▶ _Exercise goal_
Show every line where "ABSCHNITT" occurs.
# start of Input
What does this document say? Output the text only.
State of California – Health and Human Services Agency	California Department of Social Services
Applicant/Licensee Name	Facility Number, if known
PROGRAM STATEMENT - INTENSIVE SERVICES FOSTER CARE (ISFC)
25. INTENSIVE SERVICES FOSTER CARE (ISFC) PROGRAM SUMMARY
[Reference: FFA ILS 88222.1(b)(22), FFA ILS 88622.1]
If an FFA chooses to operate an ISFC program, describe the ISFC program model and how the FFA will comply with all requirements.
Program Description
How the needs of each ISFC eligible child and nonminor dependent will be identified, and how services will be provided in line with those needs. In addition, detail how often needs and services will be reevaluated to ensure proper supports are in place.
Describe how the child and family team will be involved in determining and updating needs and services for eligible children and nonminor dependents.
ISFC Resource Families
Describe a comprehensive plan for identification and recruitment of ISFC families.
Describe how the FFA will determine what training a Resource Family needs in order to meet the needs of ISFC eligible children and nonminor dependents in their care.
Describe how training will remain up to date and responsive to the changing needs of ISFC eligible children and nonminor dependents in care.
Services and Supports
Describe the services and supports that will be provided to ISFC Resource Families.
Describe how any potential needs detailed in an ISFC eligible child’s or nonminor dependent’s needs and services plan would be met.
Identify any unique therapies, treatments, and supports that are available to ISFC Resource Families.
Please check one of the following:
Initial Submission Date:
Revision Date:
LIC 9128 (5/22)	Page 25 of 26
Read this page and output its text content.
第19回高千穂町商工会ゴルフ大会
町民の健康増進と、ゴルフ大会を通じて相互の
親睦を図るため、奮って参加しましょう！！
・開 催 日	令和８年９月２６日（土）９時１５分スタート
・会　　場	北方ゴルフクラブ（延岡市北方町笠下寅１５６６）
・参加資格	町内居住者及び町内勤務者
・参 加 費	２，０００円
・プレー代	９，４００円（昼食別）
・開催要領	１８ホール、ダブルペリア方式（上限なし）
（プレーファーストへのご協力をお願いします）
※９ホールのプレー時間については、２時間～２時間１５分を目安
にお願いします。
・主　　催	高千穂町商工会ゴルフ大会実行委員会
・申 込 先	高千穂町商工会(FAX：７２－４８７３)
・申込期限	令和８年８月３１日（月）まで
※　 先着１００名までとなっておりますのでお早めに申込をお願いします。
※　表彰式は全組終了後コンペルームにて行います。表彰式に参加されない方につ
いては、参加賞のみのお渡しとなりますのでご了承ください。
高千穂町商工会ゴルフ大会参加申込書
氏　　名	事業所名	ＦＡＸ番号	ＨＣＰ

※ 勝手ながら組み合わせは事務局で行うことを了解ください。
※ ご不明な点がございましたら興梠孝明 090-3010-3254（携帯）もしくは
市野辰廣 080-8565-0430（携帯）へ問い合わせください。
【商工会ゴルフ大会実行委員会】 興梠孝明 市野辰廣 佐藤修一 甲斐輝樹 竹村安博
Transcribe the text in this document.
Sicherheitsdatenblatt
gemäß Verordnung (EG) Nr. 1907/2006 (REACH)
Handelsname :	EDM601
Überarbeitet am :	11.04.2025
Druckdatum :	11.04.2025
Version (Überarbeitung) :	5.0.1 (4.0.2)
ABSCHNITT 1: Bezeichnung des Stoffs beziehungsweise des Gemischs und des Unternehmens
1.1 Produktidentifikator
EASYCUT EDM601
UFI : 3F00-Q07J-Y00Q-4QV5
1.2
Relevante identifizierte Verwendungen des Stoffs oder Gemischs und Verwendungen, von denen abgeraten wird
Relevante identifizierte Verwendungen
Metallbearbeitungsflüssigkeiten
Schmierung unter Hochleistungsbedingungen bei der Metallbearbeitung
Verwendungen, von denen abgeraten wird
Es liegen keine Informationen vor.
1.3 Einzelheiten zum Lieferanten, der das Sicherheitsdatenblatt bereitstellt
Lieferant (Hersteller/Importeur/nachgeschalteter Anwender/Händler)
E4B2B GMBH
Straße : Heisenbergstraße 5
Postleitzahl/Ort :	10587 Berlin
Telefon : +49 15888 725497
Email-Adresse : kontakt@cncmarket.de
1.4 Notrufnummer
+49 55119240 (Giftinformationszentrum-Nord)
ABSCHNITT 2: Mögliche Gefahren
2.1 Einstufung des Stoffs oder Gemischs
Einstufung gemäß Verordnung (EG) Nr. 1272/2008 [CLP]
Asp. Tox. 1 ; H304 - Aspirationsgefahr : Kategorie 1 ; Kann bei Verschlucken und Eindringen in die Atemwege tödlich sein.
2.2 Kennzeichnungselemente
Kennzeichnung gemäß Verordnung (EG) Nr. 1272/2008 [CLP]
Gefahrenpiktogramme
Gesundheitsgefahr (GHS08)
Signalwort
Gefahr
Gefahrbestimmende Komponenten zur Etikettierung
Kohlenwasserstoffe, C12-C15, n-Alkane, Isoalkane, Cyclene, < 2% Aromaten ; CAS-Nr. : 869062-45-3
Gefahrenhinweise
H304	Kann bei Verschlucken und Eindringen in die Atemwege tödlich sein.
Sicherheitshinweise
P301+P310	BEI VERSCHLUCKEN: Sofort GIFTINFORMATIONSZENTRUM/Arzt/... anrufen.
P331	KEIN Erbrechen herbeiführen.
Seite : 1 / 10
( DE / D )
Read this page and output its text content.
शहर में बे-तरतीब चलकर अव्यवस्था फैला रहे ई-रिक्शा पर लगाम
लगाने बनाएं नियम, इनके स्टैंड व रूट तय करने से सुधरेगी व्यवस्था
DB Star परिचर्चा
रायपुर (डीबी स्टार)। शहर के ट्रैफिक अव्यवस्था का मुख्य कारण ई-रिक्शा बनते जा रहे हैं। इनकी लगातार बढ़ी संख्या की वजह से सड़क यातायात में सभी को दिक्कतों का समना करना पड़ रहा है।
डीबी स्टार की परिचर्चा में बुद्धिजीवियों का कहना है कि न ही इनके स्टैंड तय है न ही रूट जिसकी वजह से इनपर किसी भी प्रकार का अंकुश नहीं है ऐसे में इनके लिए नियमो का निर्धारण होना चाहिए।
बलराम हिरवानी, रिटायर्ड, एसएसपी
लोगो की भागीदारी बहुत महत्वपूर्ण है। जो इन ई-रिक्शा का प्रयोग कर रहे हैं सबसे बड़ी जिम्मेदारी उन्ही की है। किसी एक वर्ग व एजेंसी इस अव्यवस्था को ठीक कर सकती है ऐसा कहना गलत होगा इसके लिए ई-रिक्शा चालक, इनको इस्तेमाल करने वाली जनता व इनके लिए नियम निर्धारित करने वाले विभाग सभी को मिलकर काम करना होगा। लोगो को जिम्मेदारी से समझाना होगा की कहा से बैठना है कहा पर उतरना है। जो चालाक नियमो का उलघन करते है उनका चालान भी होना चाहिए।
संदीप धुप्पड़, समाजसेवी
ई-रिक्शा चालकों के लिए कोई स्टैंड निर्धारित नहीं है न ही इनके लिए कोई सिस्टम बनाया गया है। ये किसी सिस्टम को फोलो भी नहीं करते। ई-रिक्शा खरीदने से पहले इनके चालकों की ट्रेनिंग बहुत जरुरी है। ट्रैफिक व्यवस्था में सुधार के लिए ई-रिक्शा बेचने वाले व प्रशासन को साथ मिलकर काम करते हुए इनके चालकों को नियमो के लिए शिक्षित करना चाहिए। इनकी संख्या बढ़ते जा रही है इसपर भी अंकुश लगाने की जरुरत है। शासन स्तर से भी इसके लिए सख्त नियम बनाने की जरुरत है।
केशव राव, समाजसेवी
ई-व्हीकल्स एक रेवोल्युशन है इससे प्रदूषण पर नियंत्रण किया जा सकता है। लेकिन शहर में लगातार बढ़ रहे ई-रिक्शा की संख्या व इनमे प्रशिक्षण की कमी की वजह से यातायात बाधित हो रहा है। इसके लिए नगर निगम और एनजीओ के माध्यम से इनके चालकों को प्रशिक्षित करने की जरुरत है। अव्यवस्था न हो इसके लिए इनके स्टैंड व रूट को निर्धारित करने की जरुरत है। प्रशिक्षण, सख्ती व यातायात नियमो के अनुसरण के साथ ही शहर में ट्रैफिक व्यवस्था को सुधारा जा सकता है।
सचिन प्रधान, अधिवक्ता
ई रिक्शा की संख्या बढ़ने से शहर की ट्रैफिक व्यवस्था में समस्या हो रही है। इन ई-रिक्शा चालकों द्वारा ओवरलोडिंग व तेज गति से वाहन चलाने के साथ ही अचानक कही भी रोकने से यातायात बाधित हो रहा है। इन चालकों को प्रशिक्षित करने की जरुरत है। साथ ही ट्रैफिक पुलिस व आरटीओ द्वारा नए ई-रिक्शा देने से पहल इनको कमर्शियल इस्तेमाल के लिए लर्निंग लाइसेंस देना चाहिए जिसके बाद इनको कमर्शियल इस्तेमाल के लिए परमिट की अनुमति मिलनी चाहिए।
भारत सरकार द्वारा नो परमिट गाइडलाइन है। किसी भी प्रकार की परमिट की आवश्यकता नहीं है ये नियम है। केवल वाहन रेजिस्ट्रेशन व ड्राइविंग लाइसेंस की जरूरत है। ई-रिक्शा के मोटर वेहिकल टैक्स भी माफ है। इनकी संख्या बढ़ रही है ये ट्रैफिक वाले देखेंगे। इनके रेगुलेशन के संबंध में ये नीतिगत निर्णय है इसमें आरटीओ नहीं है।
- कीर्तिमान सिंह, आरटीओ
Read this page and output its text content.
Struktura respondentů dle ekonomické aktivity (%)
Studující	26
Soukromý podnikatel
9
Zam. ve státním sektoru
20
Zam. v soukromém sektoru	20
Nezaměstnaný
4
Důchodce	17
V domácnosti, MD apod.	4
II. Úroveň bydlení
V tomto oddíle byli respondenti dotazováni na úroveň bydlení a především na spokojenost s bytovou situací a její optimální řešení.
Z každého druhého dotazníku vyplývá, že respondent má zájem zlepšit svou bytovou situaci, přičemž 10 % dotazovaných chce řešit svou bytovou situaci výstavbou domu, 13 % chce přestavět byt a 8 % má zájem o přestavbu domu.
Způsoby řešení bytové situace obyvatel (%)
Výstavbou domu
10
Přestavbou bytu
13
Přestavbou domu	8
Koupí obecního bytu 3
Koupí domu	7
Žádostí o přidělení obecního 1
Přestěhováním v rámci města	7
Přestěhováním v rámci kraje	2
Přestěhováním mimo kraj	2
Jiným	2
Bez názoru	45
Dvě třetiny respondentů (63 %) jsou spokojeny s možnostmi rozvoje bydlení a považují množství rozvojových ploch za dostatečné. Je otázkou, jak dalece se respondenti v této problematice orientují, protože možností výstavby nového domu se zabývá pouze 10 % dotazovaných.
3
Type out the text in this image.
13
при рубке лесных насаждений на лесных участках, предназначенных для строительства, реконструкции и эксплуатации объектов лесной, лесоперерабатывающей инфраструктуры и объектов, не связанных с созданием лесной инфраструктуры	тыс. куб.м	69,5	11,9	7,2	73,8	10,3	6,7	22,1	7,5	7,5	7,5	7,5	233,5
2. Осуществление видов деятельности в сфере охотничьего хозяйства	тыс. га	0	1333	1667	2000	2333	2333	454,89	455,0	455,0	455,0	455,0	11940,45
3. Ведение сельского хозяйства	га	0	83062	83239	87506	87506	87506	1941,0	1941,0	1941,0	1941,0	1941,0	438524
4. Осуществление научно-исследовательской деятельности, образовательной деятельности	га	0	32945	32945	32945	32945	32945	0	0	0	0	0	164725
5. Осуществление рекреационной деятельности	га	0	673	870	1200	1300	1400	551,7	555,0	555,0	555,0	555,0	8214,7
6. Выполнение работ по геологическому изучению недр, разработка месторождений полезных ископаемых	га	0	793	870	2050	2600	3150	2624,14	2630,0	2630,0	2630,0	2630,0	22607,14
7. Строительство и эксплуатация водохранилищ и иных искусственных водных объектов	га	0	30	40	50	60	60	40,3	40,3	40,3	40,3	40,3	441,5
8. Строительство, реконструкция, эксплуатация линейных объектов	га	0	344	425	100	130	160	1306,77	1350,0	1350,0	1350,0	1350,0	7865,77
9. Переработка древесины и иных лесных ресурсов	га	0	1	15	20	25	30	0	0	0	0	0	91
# end of Input
▶ _Written answer_
ABSCHNITT 1: Bezeichnung des Stoffs beziehungsweise des Gemischs und des Unternehmens
ABSCHNITT 2: Mögliche Gefahren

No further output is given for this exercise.